**What you should do**
Which lines hold the word "relative"? Show each of them.

**Dataset records**
[Start]

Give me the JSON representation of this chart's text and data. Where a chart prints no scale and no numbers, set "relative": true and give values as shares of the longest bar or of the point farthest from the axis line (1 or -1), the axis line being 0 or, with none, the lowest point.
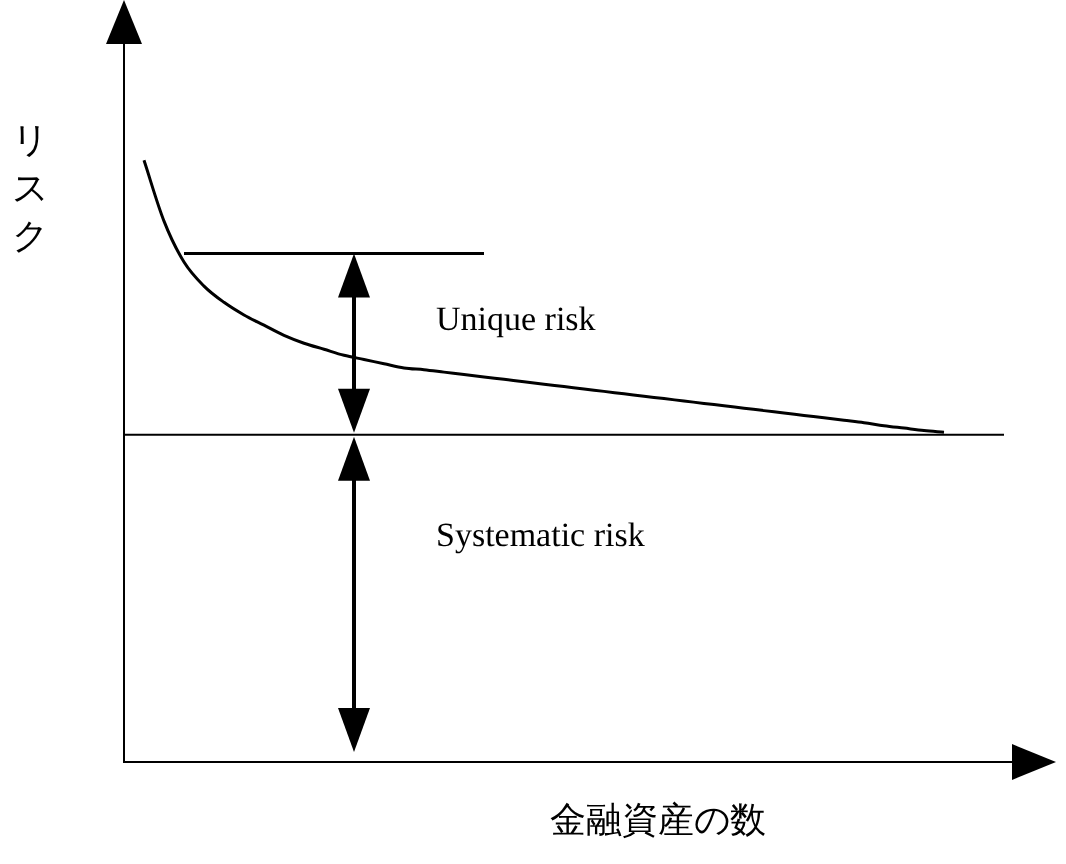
{
  "chart_data": {
    "type": "line",
    "relative": true,
    "xlabel": "金融資産の数",
    "ylabel": "リスク",
    "categories": [
      null,
      null,
      null,
      null,
      null,
      null,
      null,
      null,
      null,
      null,
      null,
      null,
      null,
      null,
      null,
      null,
      null,
      null,
      null,
      null,
      null,
      null,
      null,
      null,
      null,
      null,
      null,
      null,
      null,
      null,
      null,
      null,
      null,
      null,
      null,
      null,
      null,
      null,
      null,
      null,
      null,
      null,
      null,
      null,
      null
    ],
    "series": [
      {
        "color": "#000000",
        "values": [
          null,
          1,
          0.899,
          0.831,
          0.791,
          0.764,
          0.743,
          0.726,
          0.709,
          0.696,
          0.686,
          0.676,
          0.669,
          0.662,
          0.655,
          0.652,
          0.648,
          0.644,
          0.64,
          0.636,
          0.632,
          0.628,
          0.624,
          0.62,
          0.616,
          0.612,
          0.608,
          0.604,
          0.6,
          0.596,
          0.592,
          0.588,
          0.584,
          0.58,
          0.576,
          0.572,
          0.568,
          0.564,
          0.559,
          0.555,
          0.551,
          0.548,
          null,
          null,
          null
        ]
      },
      {
        "color": "#000000",
        "values": [
          null,
          null,
          null,
          0.845,
          0.845,
          0.845,
          0.845,
          0.845,
          0.845,
          0.845,
          0.845,
          0.845,
          0.845,
          0.845,
          0.845,
          0.845,
          0.845,
          0.845,
          0.845,
          null,
          null,
          null,
          null,
          null,
          null,
          null,
          null,
          null,
          null,
          null,
          null,
          null,
          null,
          null,
          null,
          null,
          null,
          null,
          null,
          null,
          null,
          null,
          null,
          null,
          null
        ]
      }
    ],
    "ref_lines": [
      {
        "axis": "y",
        "value": 0.544,
        "color": "#000000"
      }
    ],
    "annotations": [
      "Unique risk",
      "Systematic risk"
    ],
    "legend": false,
    "grid": false,
    "marker": "none",
    "line_style": "solid"
  }
}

[End]

**Answer to the task**
Give me the JSON representation of this chart's text and data. Where a chart prints no scale and no numbers, set "relative": true and give values as shares of the longest bar or of the point farthest from the axis line (1 or -1), the axis line being 0 or, with none, the lowest point.
    "relative": true,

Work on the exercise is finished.